>> Begin RECORDS SUPPLIED

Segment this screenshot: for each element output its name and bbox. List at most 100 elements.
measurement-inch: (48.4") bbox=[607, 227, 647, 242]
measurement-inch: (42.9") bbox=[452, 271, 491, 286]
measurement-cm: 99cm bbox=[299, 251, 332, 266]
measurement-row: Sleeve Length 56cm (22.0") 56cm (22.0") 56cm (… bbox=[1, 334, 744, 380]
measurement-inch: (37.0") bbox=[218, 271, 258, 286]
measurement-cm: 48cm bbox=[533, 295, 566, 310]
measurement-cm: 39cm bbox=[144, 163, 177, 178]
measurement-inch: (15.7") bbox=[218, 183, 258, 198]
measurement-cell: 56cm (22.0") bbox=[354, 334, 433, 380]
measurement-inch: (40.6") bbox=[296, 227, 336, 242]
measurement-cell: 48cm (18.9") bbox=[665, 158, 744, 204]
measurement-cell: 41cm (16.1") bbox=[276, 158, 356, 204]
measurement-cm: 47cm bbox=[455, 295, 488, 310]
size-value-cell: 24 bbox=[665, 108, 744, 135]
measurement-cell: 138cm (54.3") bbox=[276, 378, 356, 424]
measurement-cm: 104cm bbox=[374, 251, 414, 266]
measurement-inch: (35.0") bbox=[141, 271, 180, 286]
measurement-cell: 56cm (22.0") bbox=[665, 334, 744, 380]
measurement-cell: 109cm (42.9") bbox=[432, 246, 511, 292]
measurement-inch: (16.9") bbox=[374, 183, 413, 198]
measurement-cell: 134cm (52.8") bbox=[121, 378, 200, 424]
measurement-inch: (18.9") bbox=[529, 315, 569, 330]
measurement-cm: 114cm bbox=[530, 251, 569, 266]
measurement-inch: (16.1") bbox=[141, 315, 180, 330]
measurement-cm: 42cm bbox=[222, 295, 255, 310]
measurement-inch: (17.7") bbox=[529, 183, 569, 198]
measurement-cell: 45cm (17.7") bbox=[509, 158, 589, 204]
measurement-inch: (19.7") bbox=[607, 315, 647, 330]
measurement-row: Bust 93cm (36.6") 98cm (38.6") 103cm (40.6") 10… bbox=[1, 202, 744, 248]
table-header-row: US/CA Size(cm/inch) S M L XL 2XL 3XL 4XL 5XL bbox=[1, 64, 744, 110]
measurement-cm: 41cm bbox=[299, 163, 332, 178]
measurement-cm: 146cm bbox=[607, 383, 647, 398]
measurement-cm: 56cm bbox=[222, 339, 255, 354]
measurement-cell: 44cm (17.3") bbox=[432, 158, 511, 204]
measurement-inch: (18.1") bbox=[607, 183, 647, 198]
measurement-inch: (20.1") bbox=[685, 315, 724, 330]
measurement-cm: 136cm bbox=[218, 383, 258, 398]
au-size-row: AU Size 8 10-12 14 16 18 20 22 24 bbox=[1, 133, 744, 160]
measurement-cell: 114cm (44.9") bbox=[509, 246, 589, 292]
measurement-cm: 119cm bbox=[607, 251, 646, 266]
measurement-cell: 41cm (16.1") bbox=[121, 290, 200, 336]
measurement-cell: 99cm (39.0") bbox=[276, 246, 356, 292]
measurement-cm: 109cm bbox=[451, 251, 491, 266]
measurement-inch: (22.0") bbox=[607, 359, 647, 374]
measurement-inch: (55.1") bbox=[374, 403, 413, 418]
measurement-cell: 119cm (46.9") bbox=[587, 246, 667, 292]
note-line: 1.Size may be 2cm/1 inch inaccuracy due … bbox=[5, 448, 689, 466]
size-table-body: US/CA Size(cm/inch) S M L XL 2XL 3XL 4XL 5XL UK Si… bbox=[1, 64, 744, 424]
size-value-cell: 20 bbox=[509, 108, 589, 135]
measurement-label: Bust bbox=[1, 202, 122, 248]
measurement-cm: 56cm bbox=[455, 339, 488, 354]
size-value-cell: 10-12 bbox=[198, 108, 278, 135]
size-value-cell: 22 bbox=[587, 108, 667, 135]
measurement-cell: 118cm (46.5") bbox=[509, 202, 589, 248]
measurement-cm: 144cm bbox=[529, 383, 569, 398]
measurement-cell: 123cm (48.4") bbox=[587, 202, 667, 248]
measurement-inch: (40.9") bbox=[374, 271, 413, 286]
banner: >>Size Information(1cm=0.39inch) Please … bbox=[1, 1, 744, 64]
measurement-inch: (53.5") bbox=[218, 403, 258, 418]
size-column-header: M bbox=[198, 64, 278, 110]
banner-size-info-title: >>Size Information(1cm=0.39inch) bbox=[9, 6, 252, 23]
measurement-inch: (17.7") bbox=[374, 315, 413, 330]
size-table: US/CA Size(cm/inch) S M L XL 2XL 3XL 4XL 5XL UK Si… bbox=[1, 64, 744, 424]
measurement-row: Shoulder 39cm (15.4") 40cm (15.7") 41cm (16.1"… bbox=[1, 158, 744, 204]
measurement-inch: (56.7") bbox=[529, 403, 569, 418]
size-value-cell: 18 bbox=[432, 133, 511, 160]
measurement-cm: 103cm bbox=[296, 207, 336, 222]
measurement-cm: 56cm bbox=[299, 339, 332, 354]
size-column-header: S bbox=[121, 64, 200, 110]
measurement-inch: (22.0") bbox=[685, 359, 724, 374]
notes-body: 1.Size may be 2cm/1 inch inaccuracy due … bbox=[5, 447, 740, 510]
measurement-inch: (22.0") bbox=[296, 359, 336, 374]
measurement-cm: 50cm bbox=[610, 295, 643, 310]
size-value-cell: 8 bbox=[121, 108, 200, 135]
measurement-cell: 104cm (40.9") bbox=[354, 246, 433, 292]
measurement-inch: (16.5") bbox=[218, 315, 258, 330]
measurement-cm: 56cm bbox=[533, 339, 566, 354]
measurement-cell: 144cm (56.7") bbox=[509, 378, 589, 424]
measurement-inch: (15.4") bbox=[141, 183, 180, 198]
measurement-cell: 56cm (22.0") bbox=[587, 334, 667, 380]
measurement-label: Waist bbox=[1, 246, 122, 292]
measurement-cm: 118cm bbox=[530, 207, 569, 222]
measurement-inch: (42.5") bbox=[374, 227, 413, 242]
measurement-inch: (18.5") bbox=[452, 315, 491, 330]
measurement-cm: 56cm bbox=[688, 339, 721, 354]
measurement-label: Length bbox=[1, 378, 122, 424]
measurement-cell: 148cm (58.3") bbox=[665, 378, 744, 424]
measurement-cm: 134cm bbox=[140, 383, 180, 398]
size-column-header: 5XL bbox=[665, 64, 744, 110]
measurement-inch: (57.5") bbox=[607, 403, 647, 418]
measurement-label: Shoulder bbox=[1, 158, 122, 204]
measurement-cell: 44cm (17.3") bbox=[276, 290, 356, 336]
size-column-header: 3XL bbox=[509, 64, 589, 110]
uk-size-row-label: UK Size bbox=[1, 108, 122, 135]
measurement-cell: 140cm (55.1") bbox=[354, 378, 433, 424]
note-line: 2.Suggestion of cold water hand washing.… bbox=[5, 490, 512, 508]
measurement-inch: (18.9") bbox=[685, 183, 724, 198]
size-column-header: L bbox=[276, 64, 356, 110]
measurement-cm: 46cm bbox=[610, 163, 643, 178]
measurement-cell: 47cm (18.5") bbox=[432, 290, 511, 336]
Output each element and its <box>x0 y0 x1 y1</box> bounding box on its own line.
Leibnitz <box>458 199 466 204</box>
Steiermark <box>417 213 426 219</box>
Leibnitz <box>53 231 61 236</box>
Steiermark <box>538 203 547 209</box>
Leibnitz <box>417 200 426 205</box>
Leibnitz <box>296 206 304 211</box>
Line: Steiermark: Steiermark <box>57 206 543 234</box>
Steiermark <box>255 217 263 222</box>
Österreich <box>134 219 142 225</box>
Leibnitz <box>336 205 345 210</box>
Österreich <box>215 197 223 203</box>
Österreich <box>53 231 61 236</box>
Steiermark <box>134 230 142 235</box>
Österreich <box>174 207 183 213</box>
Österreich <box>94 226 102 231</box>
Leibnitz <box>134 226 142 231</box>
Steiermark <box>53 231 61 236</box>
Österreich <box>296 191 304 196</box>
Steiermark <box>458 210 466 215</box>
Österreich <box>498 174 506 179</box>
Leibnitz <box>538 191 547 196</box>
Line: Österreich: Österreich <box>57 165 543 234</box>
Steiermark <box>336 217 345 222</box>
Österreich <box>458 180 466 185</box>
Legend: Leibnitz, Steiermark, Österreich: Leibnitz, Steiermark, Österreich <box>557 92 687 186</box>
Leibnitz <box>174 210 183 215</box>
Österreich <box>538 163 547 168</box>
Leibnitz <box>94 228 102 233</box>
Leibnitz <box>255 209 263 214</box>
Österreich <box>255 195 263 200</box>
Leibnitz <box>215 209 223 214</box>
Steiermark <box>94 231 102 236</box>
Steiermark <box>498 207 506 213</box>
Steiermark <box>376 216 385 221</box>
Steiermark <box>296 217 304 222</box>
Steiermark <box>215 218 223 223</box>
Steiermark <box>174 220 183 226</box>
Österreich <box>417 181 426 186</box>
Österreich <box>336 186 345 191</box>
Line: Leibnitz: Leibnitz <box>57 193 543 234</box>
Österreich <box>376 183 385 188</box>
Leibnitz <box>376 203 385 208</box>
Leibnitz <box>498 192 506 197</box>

>> End RECORDS SUPPLIED

PROBLEM STATEMENT - Return each line from the first line above through the line containing "183, 413, 198]", both included, copied with no changes.

CORRECT ANSWER -
Segment this screenshot: for each element output its name and bbox. List at most 100 elements.
measurement-inch: (48.4") bbox=[607, 227, 647, 242]
measurement-inch: (42.9") bbox=[452, 271, 491, 286]
measurement-cm: 99cm bbox=[299, 251, 332, 266]
measurement-row: Sleeve Length 56cm (22.0") 56cm (22.0") 56cm (… bbox=[1, 334, 744, 380]
measurement-inch: (37.0") bbox=[218, 271, 258, 286]
measurement-cm: 48cm bbox=[533, 295, 566, 310]
measurement-cm: 39cm bbox=[144, 163, 177, 178]
measurement-inch: (15.7") bbox=[218, 183, 258, 198]
measurement-cell: 56cm (22.0") bbox=[354, 334, 433, 380]
measurement-inch: (40.6") bbox=[296, 227, 336, 242]
measurement-cell: 48cm (18.9") bbox=[665, 158, 744, 204]
measurement-cell: 41cm (16.1") bbox=[276, 158, 356, 204]
measurement-cm: 47cm bbox=[455, 295, 488, 310]
size-value-cell: 24 bbox=[665, 108, 744, 135]
measurement-cell: 138cm (54.3") bbox=[276, 378, 356, 424]
measurement-cm: 104cm bbox=[374, 251, 414, 266]
measurement-inch: (35.0") bbox=[141, 271, 180, 286]
measurement-cell: 56cm (22.0") bbox=[665, 334, 744, 380]
measurement-cell: 109cm (42.9") bbox=[432, 246, 511, 292]
measurement-inch: (16.9") bbox=[374, 183, 413, 198]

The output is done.